> [Saved data entries]
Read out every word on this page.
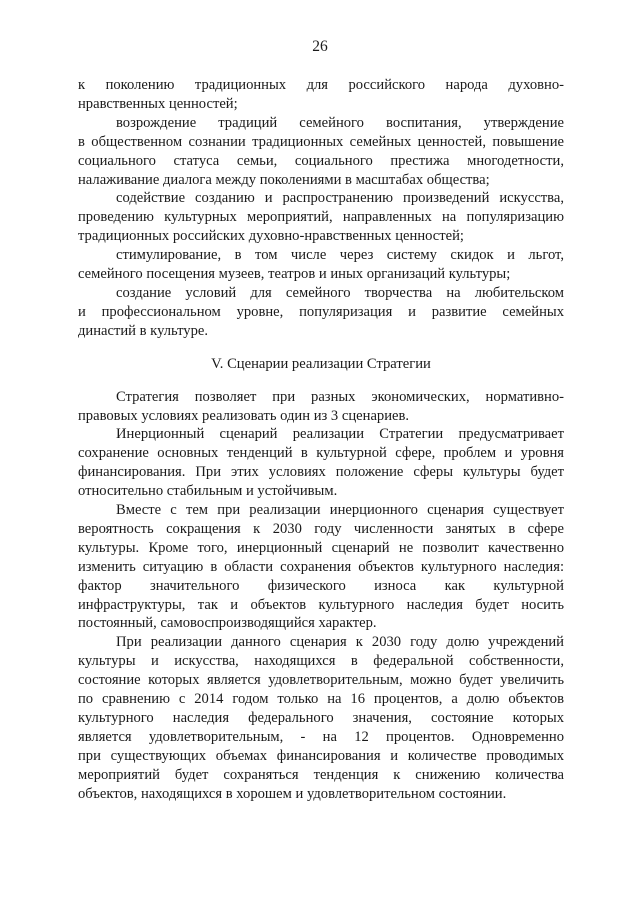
26

к поколению традиционных для российского народа духовно-
нравственных ценностей;

возрождение традиций семейного воспитания, утверждение
в общественном сознании традиционных семейных ценностей, повышение
социального статуса семьи, социального престижа многодетности,
налаживание диалога между поколениями в масштабах общества;

содействие созданию и распространению произведений искусства,
проведению культурных мероприятий, направленных на популяризацию
традиционных российских духовно-нравственных ценностей;

стимулирование, в том числе через систему скидок и льгот,
семейного посещения музеев, театров и иных организаций культуры;

создание условий для семейного творчества на любительском
и профессиональном уровне, популяризация и развитие семейных
династий в культуре.

V. Сценарии реализации Стратегии

Стратегия позволяет при разных экономических, нормативно-
правовых условиях реализовать один из 3 сценариев.

Инерционный сценарий реализации Стратегии предусматривает
сохранение основных тенденций в культурной сфере, проблем и уровня
финансирования. При этих условиях положение сферы культуры будет
относительно стабильным и устойчивым.

Вместе с тем при реализации инерционного сценария существует
вероятность сокращения к 2030 году численности занятых в сфере
культуры. Кроме того, инерционный сценарий не позволит качественно
изменить ситуацию в области сохранения объектов культурного наследия:
фактор значительного физического износа как культурной
инфраструктуры, так и объектов культурного наследия будет носить
постоянный, самовоспроизводящийся характер.

При реализации данного сценария к 2030 году долю учреждений
культуры и искусства, находящихся в федеральной собственности,
состояние которых является удовлетворительным, можно будет увеличить
по сравнению с 2014 годом только на 16 процентов, а долю объектов
культурного наследия федерального значения, состояние которых
является удовлетворительным, - на 12 процентов. Одновременно
при существующих объемах финансирования и количестве проводимых
мероприятий будет сохраняться тенденция к снижению количества
объектов, находящихся в хорошем и удовлетворительном состоянии.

> [Task brief]
Output a faithful copy of the data, with each picture left out.

> [Full response]
Read out every word on this page.
26

к поколению традиционных для российского народа духовно-
нравственных ценностей;

возрождение традиций семейного воспитания, утверждение
в общественном сознании традиционных семейных ценностей, повышение
социального статуса семьи, социального престижа многодетности,
налаживание диалога между поколениями в масштабах общества;

содействие созданию и распространению произведений искусства,
проведению культурных мероприятий, направленных на популяризацию
традиционных российских духовно-нравственных ценностей;

стимулирование, в том числе через систему скидок и льгот,
семейного посещения музеев, театров и иных организаций культуры;

создание условий для семейного творчества на любительском
и профессиональном уровне, популяризация и развитие семейных
династий в культуре.

V. Сценарии реализации Стратегии

Стратегия позволяет при разных экономических, нормативно-
правовых условиях реализовать один из 3 сценариев.

Инерционный сценарий реализации Стратегии предусматривает
сохранение основных тенденций в культурной сфере, проблем и уровня
финансирования. При этих условиях положение сферы культуры будет
относительно стабильным и устойчивым.

Вместе с тем при реализации инерционного сценария существует
вероятность сокращения к 2030 году численности занятых в сфере
культуры. Кроме того, инерционный сценарий не позволит качественно
изменить ситуацию в области сохранения объектов культурного наследия:
фактор значительного физического износа как культурной
инфраструктуры, так и объектов культурного наследия будет носить
постоянный, самовоспроизводящийся характер.

При реализации данного сценария к 2030 году долю учреждений
культуры и искусства, находящихся в федеральной собственности,
состояние которых является удовлетворительным, можно будет увеличить
по сравнению с 2014 годом только на 16 процентов, а долю объектов
культурного наследия федерального значения, состояние которых
является удовлетворительным, - на 12 процентов. Одновременно
при существующих объемах финансирования и количестве проводимых
мероприятий будет сохраняться тенденция к снижению количества
объектов, находящихся в хорошем и удовлетворительном состоянии.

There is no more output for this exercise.